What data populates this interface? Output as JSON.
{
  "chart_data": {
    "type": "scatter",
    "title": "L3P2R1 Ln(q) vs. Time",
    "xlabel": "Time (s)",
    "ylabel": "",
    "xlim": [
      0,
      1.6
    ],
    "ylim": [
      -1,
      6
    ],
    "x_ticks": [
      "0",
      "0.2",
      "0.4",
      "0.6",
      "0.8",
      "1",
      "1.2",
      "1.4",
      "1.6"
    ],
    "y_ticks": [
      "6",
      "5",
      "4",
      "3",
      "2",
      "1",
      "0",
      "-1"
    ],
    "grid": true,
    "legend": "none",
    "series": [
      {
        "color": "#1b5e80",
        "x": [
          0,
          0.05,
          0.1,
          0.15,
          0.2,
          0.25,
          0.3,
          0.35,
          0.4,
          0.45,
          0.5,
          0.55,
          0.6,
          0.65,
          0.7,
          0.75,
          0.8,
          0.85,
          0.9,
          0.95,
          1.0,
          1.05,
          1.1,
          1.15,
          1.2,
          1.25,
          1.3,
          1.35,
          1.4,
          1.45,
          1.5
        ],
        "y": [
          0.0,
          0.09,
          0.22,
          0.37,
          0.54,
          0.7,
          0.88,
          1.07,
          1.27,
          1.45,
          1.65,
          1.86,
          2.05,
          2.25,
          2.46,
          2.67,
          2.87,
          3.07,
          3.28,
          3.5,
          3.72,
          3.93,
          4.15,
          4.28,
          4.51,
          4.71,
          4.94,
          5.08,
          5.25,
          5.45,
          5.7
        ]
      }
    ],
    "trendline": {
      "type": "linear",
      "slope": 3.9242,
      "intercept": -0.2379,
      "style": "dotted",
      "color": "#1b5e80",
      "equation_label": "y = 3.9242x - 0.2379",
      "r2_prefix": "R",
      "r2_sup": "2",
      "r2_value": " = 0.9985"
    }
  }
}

______________________________

Task details: All the data must be duplicated exactly, with nothing added or removed.

Written response:
What data populates this interface? Output as JSON.
{
  "chart_data": {
    "type": "scatter",
    "title": "L3P2R1 Ln(q) vs. Time",
    "xlabel": "Time (s)",
    "ylabel": "",
    "xlim": [
      0,
      1.6
    ],
    "ylim": [
      -1,
      6
    ],
    "x_ticks": [
      "0",
      "0.2",
      "0.4",
      "0.6",
      "0.8",
      "1",
      "1.2",
      "1.4",
      "1.6"
    ],
    "y_ticks": [
      "6",
      "5",
      "4",
      "3",
      "2",
      "1",
      "0",
      "-1"
    ],
    "grid": true,
    "legend": "none",
    "series": [
      {
        "color": "#1b5e80",
        "x": [
          0,
          0.05,
          0.1,
          0.15,
          0.2,
          0.25,
          0.3,
          0.35,
          0.4,
          0.45,
          0.5,
          0.55,
          0.6,
          0.65,
          0.7,
          0.75,
          0.8,
          0.85,
          0.9,
          0.95,
          1.0,
          1.05,
          1.1,
          1.15,
          1.2,
          1.25,
          1.3,
          1.35,
          1.4,
          1.45,
          1.5
        ],
        "y": [
          0.0,
          0.09,
          0.22,
          0.37,
          0.54,
          0.7,
          0.88,
          1.07,
          1.27,
          1.45,
          1.65,
          1.86,
          2.05,
          2.25,
          2.46,
          2.67,
          2.87,
          3.07,
          3.28,
          3.5,
          3.72,
          3.93,
          4.15,
          4.28,
          4.51,
          4.71,
          4.94,
          5.08,
          5.25,
          5.45,
          5.7
        ]
      }
    ],
    "trendline": {
      "type": "linear",
      "slope": 3.9242,
      "intercept": -0.2379,
      "style": "dotted",
      "color": "#1b5e80",
      "equation_label": "y = 3.9242x - 0.2379",
      "r2_prefix": "R",
      "r2_sup": "2",
      "r2_value": " = 0.9985"
    }
  }
}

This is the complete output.